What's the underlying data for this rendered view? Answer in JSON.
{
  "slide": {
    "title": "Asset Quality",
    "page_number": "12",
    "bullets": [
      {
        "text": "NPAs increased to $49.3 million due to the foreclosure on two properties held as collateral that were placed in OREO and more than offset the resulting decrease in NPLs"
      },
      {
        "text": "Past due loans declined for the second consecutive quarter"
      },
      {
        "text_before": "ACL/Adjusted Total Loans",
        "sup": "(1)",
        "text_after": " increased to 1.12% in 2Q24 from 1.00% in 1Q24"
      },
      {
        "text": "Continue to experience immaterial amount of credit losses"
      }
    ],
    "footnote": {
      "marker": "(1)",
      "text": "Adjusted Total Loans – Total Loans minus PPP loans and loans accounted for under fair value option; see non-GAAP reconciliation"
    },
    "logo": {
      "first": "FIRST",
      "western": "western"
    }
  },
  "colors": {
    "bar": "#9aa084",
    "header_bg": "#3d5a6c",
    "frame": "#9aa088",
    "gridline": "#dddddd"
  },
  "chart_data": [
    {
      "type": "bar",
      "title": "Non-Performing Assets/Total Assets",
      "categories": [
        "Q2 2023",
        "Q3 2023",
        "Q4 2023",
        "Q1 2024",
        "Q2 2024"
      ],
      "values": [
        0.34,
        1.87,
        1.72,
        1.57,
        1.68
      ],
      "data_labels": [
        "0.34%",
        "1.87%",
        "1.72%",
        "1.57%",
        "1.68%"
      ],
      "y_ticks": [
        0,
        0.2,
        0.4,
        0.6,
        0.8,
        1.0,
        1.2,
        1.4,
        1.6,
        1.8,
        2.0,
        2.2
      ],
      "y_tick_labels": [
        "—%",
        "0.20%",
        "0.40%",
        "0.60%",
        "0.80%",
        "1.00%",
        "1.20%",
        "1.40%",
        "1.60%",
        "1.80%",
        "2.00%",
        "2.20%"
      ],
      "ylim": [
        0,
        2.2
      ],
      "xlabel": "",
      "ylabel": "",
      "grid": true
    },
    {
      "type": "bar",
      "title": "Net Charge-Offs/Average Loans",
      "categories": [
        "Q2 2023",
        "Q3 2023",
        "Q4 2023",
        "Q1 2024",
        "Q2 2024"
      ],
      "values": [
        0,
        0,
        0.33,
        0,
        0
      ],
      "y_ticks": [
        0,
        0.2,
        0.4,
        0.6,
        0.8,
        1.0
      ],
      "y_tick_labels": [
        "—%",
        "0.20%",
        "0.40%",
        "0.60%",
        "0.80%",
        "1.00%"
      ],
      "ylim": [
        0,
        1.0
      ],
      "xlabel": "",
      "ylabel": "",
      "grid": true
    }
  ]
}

| OBJECTIVE |
Identify every line above that includes the word "Adjusted", and show those lines.

| WORKED SOLUTION |
        "text_before": "ACL/Adjusted Total Loans",
      "text": "Adjusted Total Loans – Total Loans minus PPP loans and loans accounted for under fair value option; see non-GAAP reconciliation"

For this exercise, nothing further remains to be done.